EXERCISE GOAL:
Locate each line of the material that contains "Coverage", then return it.
[Begin ENTRIES SHOWN]
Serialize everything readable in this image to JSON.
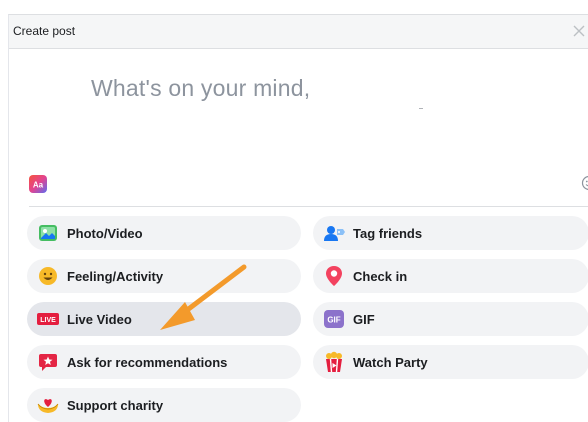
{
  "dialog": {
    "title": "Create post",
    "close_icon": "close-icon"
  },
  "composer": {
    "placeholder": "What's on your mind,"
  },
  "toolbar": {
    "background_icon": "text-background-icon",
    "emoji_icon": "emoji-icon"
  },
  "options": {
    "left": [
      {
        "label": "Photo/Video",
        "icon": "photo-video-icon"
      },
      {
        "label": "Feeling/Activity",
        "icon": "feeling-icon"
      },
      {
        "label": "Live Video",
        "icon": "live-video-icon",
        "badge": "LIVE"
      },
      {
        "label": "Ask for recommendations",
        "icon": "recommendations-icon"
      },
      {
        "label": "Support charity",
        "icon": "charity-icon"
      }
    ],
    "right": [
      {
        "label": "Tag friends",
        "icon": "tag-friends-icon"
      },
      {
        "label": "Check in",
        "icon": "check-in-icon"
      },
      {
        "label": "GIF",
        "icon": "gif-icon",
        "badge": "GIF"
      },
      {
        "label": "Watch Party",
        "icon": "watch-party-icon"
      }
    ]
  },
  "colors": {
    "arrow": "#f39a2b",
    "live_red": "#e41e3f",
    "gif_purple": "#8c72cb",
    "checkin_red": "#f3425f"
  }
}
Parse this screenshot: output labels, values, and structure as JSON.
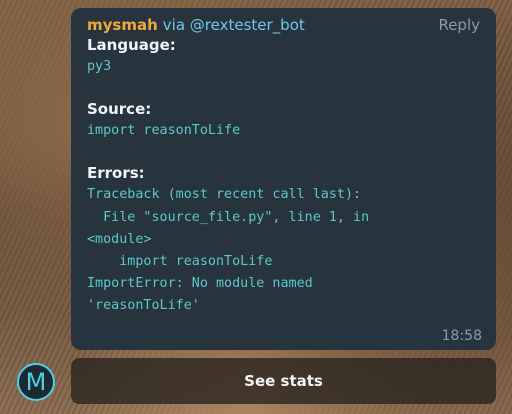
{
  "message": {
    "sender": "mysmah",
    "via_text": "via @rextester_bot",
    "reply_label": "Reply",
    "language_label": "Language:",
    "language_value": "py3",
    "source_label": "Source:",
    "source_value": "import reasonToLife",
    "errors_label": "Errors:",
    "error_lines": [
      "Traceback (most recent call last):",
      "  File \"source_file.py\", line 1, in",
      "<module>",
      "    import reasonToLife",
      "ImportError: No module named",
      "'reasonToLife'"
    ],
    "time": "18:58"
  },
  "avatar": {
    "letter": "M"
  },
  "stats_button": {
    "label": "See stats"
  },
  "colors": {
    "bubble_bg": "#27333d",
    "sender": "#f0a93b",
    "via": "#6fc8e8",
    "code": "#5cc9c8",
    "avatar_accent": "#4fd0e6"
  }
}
[End ENTRIES SHOWN]
[Begin ENTRIES SHOWN]
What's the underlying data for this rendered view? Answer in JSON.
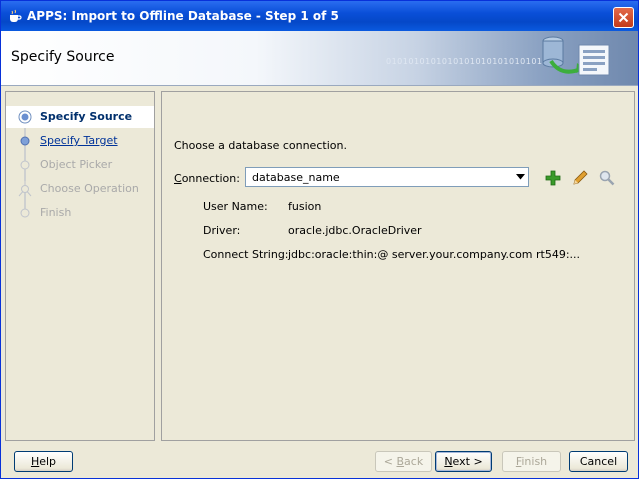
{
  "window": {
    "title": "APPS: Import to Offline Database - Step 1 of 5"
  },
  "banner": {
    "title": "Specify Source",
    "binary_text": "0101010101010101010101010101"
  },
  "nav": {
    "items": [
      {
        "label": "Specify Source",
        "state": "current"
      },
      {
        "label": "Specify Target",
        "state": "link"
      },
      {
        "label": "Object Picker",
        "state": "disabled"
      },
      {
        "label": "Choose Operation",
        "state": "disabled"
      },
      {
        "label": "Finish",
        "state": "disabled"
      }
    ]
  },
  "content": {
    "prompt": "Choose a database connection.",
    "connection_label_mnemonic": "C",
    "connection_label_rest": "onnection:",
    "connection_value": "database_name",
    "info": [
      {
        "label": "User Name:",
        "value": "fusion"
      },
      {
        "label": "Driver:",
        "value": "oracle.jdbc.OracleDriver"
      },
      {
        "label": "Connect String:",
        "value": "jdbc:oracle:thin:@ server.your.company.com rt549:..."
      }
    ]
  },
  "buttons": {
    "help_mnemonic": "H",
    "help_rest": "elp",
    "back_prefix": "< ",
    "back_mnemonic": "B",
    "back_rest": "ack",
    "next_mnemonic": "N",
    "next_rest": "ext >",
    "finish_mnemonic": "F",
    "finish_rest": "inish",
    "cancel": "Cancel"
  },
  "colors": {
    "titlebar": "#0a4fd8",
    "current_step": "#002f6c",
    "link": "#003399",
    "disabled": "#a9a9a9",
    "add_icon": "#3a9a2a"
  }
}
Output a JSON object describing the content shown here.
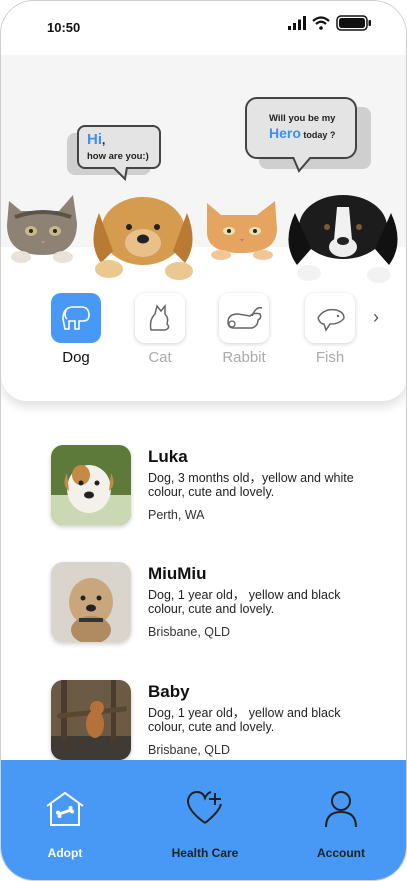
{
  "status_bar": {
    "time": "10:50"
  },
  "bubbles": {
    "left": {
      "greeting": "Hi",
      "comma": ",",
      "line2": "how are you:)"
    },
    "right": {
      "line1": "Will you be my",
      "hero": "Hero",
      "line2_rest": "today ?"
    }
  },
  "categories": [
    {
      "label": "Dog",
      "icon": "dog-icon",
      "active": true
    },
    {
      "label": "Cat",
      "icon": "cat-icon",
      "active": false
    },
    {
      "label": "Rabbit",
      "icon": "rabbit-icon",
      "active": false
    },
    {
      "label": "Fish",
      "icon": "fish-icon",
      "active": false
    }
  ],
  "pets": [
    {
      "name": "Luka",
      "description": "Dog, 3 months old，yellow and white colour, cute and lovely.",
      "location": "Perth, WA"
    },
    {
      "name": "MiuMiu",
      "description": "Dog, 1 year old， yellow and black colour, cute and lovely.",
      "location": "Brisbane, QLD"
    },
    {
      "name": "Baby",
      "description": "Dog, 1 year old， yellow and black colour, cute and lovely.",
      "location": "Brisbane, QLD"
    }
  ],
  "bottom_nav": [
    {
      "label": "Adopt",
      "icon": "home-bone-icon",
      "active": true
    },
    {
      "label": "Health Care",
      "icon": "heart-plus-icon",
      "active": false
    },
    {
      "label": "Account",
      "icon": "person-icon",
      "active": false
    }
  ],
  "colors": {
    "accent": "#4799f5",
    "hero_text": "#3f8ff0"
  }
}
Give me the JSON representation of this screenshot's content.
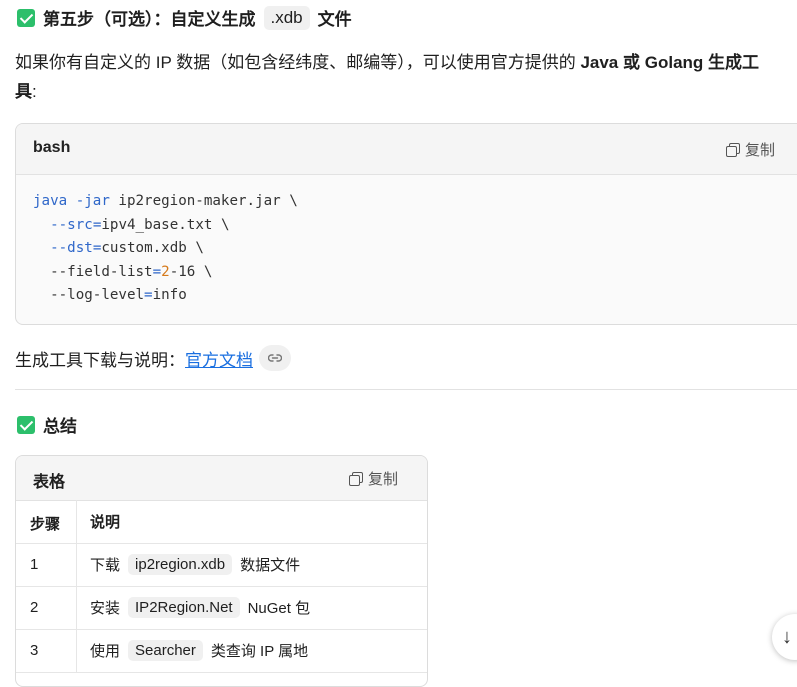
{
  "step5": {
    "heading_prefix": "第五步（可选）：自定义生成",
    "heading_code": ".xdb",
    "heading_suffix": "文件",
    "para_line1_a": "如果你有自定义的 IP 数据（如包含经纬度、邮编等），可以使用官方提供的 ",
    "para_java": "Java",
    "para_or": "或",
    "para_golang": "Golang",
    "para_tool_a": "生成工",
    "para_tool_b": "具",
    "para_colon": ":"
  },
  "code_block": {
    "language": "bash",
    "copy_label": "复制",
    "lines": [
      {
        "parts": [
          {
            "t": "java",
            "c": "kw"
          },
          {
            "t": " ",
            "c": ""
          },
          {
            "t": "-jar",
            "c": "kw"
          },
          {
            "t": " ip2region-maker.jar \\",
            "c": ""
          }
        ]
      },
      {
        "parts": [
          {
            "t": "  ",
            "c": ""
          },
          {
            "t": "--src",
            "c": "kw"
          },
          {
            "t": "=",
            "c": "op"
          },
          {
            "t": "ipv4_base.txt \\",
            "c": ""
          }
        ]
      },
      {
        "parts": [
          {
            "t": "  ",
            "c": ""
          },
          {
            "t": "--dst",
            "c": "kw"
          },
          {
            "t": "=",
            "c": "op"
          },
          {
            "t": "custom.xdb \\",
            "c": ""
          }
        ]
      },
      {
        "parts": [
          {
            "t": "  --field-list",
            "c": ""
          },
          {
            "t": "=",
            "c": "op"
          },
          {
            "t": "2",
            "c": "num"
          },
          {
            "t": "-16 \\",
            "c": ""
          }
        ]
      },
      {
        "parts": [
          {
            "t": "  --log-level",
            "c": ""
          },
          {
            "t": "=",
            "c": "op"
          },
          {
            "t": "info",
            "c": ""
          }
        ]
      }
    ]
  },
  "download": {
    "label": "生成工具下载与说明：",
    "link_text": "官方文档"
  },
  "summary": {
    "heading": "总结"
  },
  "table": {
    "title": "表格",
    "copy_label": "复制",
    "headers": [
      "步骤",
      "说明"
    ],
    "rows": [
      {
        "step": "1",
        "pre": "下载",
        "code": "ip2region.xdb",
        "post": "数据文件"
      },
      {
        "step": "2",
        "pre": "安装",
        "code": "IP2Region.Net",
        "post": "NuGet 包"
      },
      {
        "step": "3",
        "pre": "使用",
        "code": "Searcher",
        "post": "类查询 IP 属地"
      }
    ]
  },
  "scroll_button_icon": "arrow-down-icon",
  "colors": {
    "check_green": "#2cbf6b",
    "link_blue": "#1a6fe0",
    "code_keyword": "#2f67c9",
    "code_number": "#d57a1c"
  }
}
[End ENTRIES SHOWN]
[Begin ENTRIES SHOWN]
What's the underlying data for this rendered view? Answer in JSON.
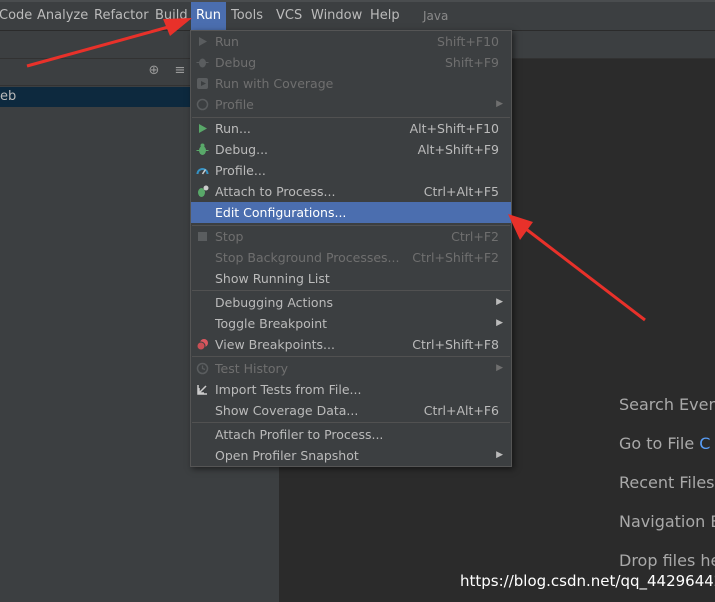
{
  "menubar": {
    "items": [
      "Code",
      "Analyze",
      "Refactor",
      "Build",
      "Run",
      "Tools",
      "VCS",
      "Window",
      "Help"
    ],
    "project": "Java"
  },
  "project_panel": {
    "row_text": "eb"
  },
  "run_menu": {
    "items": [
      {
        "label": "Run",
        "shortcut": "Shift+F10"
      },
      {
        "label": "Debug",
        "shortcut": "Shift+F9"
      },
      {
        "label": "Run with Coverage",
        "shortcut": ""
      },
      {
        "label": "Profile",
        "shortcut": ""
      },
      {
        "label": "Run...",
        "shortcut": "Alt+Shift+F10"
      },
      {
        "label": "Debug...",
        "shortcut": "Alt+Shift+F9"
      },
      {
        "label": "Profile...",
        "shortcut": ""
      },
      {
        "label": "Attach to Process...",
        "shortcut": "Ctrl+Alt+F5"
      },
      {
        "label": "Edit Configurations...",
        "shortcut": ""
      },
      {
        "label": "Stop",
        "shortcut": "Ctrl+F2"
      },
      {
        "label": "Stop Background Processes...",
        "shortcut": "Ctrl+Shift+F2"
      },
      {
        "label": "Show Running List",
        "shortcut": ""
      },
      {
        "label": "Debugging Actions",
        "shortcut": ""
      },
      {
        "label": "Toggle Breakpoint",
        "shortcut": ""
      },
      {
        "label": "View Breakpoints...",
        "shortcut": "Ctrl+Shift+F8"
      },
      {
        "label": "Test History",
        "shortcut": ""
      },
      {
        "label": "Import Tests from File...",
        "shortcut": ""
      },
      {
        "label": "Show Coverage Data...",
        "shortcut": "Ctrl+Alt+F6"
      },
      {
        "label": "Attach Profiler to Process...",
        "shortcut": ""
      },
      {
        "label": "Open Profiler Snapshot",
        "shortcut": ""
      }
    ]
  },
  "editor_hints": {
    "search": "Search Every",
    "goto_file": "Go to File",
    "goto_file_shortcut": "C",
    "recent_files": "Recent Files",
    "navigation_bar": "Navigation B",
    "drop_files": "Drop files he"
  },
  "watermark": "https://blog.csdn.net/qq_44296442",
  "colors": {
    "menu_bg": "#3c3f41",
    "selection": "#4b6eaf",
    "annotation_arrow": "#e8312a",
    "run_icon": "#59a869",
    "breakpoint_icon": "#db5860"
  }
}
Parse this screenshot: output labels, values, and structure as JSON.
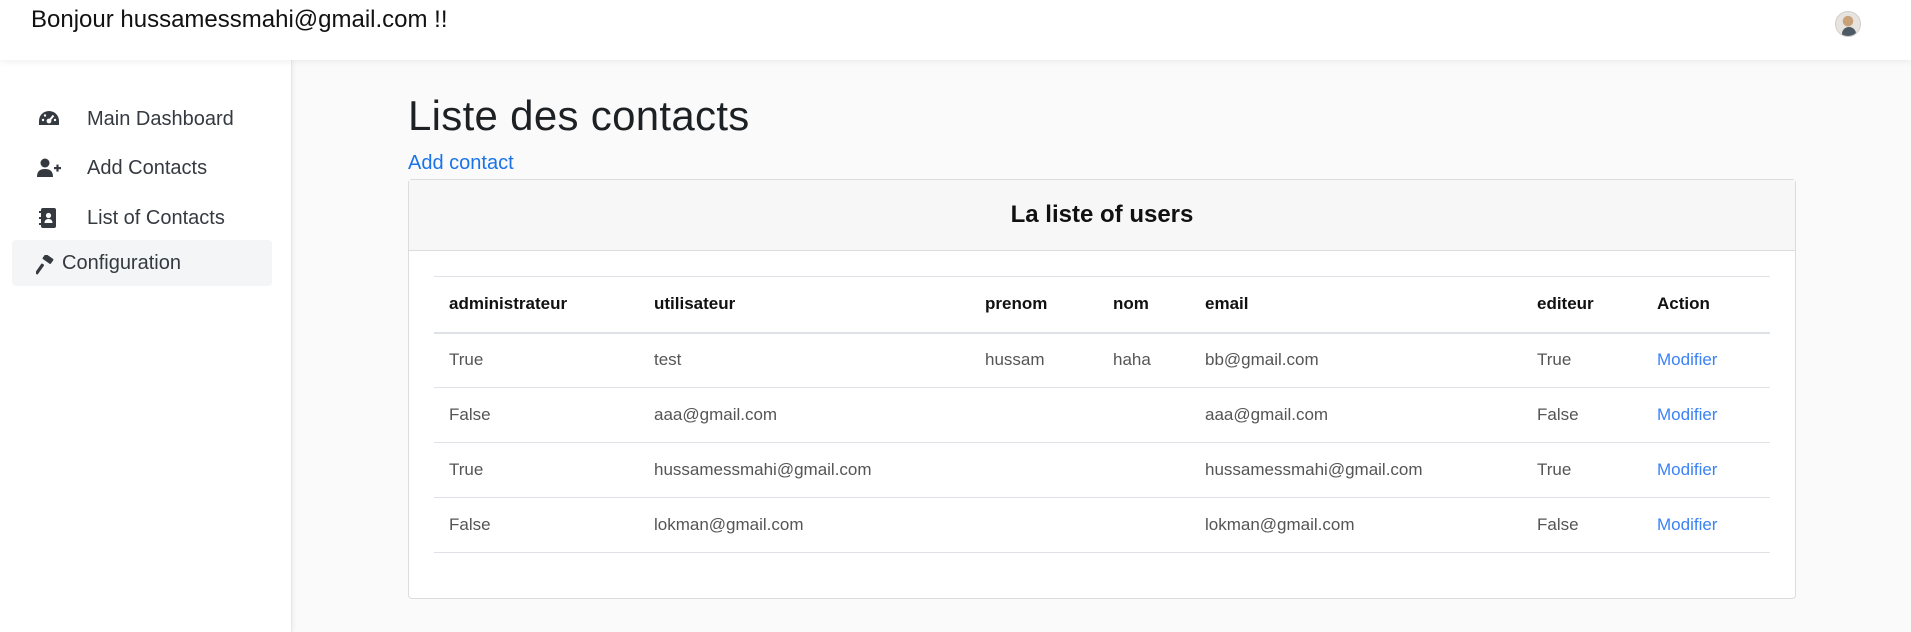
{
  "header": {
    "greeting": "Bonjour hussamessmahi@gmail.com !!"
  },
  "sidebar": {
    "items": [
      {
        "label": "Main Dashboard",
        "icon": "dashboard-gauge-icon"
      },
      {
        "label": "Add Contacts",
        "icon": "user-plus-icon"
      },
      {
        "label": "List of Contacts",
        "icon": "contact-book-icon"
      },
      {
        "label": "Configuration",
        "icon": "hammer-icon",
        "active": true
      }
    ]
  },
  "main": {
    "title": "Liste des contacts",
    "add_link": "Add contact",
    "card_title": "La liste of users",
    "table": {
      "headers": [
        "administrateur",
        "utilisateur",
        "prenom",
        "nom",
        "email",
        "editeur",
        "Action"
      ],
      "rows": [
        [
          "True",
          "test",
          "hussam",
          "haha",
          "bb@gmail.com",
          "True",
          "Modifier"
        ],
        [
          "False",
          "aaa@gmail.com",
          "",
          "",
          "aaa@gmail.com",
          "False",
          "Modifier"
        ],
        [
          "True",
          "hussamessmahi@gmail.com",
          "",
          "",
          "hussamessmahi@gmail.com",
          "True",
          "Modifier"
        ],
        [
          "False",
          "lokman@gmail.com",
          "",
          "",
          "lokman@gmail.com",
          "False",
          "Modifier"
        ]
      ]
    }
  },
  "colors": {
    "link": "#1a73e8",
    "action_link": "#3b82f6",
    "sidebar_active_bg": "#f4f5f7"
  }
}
[End ENTRIES SHOWN]
SOLUTION BELOW:
        "label": "Run with Coverage",
        "label": "Show Coverage Data...",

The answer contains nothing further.